[Figure dataset records]
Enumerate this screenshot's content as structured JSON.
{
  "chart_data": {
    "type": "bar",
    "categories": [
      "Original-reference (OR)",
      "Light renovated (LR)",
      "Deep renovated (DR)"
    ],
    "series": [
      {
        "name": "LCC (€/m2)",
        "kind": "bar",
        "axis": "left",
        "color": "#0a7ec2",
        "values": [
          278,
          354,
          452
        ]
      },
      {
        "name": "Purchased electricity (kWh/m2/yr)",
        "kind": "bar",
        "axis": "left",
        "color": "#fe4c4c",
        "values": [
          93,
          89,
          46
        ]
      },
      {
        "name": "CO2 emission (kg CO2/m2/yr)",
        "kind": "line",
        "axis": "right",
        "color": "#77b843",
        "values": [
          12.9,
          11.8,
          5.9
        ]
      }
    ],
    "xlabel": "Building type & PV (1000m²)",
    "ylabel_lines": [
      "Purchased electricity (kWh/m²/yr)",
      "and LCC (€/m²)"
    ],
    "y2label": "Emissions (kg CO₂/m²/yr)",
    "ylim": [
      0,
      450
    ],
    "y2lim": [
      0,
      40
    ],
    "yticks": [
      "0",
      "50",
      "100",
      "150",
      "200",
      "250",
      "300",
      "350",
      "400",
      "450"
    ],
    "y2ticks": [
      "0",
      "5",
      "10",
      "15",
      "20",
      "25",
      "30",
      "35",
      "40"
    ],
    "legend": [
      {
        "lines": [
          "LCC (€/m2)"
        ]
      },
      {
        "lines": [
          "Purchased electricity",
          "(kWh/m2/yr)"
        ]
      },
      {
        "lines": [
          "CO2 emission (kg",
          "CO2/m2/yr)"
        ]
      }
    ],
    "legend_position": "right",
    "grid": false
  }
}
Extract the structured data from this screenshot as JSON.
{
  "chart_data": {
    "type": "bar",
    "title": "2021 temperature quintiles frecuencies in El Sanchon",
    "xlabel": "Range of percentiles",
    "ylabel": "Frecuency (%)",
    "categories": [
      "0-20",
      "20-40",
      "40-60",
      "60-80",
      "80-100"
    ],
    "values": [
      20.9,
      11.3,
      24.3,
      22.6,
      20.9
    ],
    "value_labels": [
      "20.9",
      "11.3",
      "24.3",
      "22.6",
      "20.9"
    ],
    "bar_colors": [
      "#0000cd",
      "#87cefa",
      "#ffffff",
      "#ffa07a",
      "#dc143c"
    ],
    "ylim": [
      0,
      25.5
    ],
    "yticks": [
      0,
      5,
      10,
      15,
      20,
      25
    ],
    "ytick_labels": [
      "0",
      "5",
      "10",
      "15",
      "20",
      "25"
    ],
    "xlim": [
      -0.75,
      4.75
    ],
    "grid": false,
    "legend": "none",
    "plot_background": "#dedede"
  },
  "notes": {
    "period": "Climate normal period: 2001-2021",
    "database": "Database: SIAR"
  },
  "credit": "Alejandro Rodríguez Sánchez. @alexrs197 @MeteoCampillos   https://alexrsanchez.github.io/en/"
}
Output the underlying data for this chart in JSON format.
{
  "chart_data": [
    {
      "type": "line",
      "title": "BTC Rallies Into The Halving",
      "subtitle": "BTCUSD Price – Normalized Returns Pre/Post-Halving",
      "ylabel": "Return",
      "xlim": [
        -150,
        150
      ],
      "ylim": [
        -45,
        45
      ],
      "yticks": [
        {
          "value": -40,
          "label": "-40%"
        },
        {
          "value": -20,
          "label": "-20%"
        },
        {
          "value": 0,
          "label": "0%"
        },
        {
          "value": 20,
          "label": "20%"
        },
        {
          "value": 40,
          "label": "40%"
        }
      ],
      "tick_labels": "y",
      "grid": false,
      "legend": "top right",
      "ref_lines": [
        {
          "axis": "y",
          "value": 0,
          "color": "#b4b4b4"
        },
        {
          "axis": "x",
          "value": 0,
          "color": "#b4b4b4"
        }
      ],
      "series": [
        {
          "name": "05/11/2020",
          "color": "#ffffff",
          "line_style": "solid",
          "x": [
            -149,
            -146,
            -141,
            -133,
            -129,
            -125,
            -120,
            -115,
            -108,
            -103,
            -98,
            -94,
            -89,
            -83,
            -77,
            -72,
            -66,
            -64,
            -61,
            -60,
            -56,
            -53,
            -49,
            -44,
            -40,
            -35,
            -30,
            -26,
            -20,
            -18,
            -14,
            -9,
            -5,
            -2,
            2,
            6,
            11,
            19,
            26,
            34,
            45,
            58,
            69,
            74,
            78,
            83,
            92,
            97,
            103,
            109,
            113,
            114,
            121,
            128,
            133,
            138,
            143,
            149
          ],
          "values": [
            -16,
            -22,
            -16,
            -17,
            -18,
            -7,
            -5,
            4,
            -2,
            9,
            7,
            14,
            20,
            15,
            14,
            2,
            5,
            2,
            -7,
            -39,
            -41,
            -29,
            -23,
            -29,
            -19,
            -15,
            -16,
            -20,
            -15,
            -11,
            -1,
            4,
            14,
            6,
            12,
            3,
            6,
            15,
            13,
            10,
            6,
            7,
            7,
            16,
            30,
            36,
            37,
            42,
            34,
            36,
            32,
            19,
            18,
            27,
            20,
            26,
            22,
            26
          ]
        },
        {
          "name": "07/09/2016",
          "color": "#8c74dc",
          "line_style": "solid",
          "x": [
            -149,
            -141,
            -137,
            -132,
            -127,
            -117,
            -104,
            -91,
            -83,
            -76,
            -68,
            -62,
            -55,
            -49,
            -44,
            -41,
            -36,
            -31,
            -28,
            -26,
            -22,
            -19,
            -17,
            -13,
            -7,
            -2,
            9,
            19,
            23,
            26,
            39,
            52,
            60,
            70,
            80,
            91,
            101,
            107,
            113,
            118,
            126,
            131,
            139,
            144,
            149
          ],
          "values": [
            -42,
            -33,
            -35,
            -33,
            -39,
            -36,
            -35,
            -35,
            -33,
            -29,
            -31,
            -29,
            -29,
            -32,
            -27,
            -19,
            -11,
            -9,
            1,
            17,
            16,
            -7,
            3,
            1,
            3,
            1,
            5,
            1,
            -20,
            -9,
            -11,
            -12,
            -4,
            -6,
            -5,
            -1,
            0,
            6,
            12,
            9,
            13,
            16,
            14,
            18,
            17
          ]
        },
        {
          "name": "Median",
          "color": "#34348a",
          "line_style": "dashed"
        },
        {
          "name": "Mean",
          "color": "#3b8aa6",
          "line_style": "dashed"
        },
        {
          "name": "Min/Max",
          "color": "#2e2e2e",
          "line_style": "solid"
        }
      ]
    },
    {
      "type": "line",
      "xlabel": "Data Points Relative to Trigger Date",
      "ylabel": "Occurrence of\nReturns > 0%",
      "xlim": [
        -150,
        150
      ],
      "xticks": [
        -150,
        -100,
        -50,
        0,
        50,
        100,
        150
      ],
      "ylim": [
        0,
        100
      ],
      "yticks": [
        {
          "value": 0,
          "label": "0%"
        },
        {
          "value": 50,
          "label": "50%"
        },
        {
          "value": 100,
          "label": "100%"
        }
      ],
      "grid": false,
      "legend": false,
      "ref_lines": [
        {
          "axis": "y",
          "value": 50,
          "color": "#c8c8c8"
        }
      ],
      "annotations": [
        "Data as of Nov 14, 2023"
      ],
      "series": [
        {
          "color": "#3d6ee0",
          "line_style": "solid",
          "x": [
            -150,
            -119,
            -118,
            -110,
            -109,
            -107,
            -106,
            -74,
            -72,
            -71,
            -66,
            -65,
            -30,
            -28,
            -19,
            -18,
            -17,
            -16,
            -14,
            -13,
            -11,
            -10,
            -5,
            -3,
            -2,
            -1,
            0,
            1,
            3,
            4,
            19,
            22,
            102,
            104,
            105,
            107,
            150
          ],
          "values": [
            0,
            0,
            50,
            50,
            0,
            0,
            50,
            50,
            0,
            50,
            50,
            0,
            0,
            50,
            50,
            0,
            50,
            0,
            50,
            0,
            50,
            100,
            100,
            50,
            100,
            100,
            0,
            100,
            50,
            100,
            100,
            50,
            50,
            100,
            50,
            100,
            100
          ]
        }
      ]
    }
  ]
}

## Prompt
Above are the records. Copy every line in them holding "Halving".

## Task answer
      "title": "BTC Rallies Into The Halving",
      "subtitle": "BTCUSD Price – Normalized Returns Pre/Post-Halving",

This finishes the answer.